DATASET RECORDS
——————
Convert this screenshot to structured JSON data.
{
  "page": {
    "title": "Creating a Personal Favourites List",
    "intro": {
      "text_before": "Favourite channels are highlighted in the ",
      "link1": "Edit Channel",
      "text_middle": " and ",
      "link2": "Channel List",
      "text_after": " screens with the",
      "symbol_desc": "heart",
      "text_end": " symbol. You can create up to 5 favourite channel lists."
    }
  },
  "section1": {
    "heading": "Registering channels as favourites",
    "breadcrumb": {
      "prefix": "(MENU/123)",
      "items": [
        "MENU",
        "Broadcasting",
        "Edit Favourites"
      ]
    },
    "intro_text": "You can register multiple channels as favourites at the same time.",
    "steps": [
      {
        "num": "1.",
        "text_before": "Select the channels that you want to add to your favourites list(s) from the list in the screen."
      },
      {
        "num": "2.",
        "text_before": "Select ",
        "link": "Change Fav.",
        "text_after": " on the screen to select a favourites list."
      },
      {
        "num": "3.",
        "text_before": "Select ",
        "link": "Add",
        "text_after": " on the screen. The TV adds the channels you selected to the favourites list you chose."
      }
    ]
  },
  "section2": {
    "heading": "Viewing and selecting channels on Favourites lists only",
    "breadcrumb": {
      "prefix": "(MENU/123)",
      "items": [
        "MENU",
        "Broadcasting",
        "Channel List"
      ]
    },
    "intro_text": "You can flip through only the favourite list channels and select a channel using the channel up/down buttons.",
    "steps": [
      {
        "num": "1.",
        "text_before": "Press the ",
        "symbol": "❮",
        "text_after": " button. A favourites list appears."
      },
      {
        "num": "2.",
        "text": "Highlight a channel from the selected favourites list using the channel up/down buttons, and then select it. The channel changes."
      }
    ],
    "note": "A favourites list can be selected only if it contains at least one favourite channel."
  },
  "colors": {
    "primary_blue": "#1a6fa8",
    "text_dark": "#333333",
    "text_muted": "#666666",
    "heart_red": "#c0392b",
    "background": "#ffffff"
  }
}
——————
TASK DIRECTIONS
Return every record, word for word.

CORRECT ANSWER
Convert this screenshot to structured JSON data.
{
  "page": {
    "title": "Creating a Personal Favourites List",
    "intro": {
      "text_before": "Favourite channels are highlighted in the ",
      "link1": "Edit Channel",
      "text_middle": " and ",
      "link2": "Channel List",
      "text_after": " screens with the",
      "symbol_desc": "heart",
      "text_end": " symbol. You can create up to 5 favourite channel lists."
    }
  },
  "section1": {
    "heading": "Registering channels as favourites",
    "breadcrumb": {
      "prefix": "(MENU/123)",
      "items": [
        "MENU",
        "Broadcasting",
        "Edit Favourites"
      ]
    },
    "intro_text": "You can register multiple channels as favourites at the same time.",
    "steps": [
      {
        "num": "1.",
        "text_before": "Select the channels that you want to add to your favourites list(s) from the list in the screen."
      },
      {
        "num": "2.",
        "text_before": "Select ",
        "link": "Change Fav.",
        "text_after": " on the screen to select a favourites list."
      },
      {
        "num": "3.",
        "text_before": "Select ",
        "link": "Add",
        "text_after": " on the screen. The TV adds the channels you selected to the favourites list you chose."
      }
    ]
  },
  "section2": {
    "heading": "Viewing and selecting channels on Favourites lists only",
    "breadcrumb": {
      "prefix": "(MENU/123)",
      "items": [
        "MENU",
        "Broadcasting",
        "Channel List"
      ]
    },
    "intro_text": "You can flip through only the favourite list channels and select a channel using the channel up/down buttons.",
    "steps": [
      {
        "num": "1.",
        "text_before": "Press the ",
        "symbol": "❮",
        "text_after": " button. A favourites list appears."
      },
      {
        "num": "2.",
        "text": "Highlight a channel from the selected favourites list using the channel up/down buttons, and then select it. The channel changes."
      }
    ],
    "note": "A favourites list can be selected only if it contains at least one favourite channel."
  },
  "colors": {
    "primary_blue": "#1a6fa8",
    "text_dark": "#333333",
    "text_muted": "#666666",
    "heart_red": "#c0392b",
    "background": "#ffffff"
  }
}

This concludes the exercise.